┏━━
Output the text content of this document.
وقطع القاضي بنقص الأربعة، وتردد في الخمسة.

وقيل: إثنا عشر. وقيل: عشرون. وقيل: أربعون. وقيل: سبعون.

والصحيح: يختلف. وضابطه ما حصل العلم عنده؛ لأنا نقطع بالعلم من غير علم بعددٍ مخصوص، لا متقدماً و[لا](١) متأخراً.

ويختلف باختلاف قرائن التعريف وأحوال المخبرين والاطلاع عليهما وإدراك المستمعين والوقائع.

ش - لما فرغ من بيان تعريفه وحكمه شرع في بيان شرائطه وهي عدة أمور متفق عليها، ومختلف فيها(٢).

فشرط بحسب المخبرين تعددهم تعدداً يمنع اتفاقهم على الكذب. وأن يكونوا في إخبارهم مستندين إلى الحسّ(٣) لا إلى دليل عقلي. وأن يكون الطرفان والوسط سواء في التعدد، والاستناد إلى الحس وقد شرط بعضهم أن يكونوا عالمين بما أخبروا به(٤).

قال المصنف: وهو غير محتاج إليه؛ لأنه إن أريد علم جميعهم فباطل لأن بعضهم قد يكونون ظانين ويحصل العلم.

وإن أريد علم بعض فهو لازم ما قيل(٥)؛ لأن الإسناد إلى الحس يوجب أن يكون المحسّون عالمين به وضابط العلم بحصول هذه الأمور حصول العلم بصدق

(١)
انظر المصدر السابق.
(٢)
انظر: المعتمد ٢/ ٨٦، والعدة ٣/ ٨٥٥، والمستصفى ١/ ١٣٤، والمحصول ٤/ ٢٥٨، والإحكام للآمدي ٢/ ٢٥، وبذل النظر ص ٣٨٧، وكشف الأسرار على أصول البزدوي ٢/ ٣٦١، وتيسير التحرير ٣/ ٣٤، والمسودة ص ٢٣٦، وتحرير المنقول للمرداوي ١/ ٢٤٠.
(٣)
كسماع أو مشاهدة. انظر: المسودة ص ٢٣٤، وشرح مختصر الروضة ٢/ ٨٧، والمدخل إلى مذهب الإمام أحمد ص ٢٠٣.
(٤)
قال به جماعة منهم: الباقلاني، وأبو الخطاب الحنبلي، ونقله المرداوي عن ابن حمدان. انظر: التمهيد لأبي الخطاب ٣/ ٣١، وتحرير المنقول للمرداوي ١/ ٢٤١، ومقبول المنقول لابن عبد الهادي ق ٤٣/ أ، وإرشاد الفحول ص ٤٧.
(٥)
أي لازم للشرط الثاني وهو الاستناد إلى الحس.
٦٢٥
┗━━
┏━━
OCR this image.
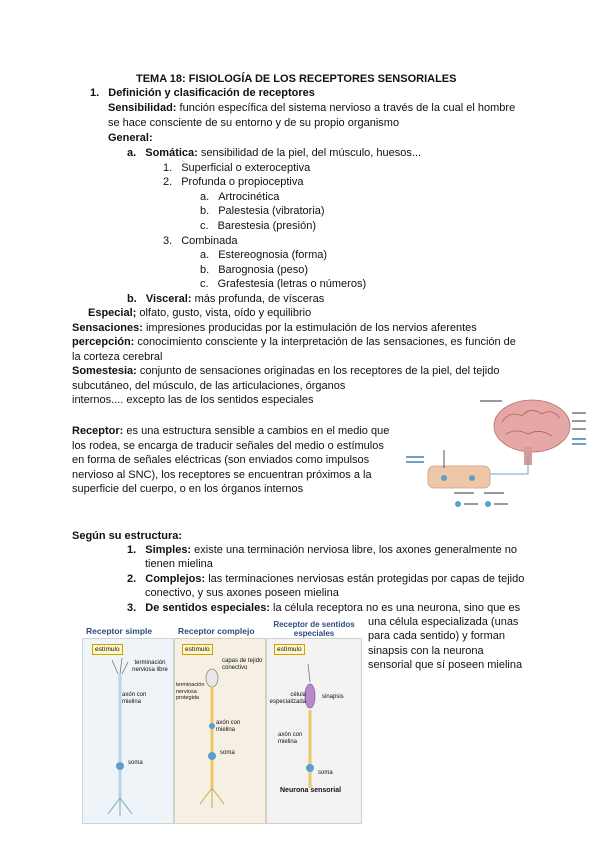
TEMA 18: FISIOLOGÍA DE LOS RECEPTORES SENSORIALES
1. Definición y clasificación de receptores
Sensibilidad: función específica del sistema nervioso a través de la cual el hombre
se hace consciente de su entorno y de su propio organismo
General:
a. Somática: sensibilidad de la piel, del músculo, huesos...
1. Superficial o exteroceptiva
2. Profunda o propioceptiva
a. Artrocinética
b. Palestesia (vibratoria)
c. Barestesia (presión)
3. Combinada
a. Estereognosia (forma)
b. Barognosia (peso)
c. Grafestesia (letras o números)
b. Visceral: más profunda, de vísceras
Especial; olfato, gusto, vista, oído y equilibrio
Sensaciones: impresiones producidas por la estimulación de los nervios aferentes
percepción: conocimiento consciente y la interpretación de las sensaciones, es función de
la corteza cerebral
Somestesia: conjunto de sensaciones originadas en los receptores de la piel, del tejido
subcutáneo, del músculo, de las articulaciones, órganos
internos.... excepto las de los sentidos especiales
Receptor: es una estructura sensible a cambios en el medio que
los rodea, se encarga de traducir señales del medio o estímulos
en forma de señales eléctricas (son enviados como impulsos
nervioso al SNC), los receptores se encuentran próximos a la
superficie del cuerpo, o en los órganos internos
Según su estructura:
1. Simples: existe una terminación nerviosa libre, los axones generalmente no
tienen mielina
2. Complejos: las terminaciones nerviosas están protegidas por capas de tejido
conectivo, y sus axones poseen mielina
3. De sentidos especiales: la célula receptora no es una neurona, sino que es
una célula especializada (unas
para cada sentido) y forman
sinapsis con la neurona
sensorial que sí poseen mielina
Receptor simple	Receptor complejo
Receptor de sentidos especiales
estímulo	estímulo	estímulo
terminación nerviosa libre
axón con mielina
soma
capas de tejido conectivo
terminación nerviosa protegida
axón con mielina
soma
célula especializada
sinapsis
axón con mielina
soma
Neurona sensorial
┗━━
Exercise task: Copy in full each line that holds the word "célula".

Result:
3. De sentidos especiales: la célula receptora no es una neurona, sino que es
una célula especializada (unas
célula especializada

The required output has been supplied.